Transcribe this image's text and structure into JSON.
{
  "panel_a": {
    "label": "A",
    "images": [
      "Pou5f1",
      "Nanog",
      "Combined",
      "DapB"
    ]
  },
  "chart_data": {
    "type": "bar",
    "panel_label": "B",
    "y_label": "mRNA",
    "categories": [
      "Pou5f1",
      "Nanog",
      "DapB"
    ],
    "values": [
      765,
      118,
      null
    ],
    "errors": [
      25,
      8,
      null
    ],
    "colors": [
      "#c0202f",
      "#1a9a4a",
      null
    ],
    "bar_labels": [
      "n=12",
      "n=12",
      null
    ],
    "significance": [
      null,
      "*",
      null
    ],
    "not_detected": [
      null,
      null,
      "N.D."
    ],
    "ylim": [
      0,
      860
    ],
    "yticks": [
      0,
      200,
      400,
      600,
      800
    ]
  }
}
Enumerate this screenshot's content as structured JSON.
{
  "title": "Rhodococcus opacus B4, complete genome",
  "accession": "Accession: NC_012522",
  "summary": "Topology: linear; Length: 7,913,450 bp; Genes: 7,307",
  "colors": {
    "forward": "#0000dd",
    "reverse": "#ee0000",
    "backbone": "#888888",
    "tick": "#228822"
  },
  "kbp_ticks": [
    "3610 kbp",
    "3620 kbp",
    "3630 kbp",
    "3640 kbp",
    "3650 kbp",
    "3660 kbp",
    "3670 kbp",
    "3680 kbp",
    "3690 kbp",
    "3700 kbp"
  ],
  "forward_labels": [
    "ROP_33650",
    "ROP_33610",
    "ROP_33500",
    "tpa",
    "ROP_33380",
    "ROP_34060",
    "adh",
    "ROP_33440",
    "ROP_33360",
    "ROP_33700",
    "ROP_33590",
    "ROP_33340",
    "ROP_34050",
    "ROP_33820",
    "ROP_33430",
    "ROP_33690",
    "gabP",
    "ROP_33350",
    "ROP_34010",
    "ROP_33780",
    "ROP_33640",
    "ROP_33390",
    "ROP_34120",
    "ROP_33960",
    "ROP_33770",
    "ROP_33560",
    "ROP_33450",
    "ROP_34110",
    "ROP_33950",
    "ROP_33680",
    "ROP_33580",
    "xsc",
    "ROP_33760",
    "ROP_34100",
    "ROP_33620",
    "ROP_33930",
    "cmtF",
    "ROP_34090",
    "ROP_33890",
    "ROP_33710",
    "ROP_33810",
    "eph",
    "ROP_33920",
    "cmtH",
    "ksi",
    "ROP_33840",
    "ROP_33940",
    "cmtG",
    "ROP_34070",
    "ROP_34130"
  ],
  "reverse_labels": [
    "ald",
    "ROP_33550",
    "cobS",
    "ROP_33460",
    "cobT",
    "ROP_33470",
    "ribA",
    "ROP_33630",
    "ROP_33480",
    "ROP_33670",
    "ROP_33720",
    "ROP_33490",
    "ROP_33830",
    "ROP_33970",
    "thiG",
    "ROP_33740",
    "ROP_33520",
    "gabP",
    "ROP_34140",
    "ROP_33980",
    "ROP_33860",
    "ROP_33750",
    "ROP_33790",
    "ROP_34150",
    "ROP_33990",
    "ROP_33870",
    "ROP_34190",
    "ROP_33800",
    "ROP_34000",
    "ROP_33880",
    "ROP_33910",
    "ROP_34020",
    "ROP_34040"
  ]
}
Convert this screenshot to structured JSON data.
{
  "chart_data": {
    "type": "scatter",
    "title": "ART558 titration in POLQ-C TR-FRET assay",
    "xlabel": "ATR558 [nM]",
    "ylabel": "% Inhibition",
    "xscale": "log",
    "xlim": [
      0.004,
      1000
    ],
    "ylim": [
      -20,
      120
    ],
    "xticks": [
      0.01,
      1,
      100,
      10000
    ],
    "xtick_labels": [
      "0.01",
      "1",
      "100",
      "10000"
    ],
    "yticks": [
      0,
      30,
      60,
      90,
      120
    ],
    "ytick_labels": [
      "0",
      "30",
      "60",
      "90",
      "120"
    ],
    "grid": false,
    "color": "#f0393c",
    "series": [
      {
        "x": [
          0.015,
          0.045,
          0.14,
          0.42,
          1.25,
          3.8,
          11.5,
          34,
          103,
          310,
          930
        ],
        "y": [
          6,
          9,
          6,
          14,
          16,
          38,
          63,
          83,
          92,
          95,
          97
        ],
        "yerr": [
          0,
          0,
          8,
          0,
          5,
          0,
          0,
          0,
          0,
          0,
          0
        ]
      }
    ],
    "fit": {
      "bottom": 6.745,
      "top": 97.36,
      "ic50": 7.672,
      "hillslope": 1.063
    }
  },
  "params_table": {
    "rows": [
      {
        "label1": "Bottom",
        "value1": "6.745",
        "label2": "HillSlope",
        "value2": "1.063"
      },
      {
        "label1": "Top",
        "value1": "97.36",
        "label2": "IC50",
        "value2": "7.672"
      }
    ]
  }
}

┄┄┄┄┄┄

_TASK DESCRIPTION_. The lines above that hold the string "this" are to be located and copied.

_ANSWER SPACE_.
Transcribe this image's text and structure into JSON.
Enumerate this screenshot's content as structured JSON.
Convert this screenshot to structured JSON data.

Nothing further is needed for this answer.